Exercise description. Gather all lines from the material that contain "text".

-- Start Dataset excerpts --

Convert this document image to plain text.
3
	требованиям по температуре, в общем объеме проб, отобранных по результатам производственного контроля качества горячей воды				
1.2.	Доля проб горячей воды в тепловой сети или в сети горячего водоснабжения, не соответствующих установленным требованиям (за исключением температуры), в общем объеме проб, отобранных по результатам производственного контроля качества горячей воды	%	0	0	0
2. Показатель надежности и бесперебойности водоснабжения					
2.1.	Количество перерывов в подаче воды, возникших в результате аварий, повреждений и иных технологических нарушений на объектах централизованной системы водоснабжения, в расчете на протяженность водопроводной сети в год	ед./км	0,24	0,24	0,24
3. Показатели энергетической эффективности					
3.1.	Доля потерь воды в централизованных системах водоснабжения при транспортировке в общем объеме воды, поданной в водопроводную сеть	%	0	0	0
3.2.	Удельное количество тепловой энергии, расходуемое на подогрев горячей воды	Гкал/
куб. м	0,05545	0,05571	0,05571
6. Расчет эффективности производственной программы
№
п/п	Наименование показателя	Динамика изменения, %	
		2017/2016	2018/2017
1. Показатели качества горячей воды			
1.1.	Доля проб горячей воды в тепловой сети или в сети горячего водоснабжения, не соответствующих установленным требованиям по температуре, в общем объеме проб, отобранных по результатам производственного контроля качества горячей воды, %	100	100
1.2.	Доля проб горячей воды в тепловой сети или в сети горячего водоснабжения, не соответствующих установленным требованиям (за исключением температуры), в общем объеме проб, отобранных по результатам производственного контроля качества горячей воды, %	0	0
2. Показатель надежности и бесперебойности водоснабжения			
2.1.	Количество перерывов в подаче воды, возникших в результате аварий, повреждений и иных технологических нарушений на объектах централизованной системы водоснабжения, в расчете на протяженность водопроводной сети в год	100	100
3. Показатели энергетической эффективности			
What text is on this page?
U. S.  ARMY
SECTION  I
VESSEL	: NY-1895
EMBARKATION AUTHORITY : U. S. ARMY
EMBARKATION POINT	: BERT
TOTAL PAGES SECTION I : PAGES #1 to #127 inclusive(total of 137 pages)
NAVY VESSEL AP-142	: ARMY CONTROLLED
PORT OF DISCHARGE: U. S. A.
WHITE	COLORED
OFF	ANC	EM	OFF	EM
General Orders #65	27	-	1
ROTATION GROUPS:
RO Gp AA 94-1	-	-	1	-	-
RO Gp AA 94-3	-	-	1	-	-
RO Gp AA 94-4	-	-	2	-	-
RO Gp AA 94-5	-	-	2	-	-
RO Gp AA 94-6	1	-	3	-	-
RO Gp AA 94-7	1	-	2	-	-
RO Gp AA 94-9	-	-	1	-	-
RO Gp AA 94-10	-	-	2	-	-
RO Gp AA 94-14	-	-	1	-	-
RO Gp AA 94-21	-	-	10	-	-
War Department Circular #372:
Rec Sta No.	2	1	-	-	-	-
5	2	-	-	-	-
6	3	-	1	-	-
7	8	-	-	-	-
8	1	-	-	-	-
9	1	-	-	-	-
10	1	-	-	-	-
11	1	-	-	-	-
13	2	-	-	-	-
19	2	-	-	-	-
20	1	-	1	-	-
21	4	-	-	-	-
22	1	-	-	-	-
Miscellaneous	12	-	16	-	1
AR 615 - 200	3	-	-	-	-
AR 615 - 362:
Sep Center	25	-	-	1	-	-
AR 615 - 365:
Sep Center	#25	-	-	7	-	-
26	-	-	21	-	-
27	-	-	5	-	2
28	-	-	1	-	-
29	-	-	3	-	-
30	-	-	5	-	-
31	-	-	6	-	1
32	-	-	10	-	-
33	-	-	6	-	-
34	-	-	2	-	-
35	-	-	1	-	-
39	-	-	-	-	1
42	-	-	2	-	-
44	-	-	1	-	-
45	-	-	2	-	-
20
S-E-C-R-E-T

-- End Dataset excerpts --

Reply to the exercise.
Convert this document image to plain text.
What text is on this page?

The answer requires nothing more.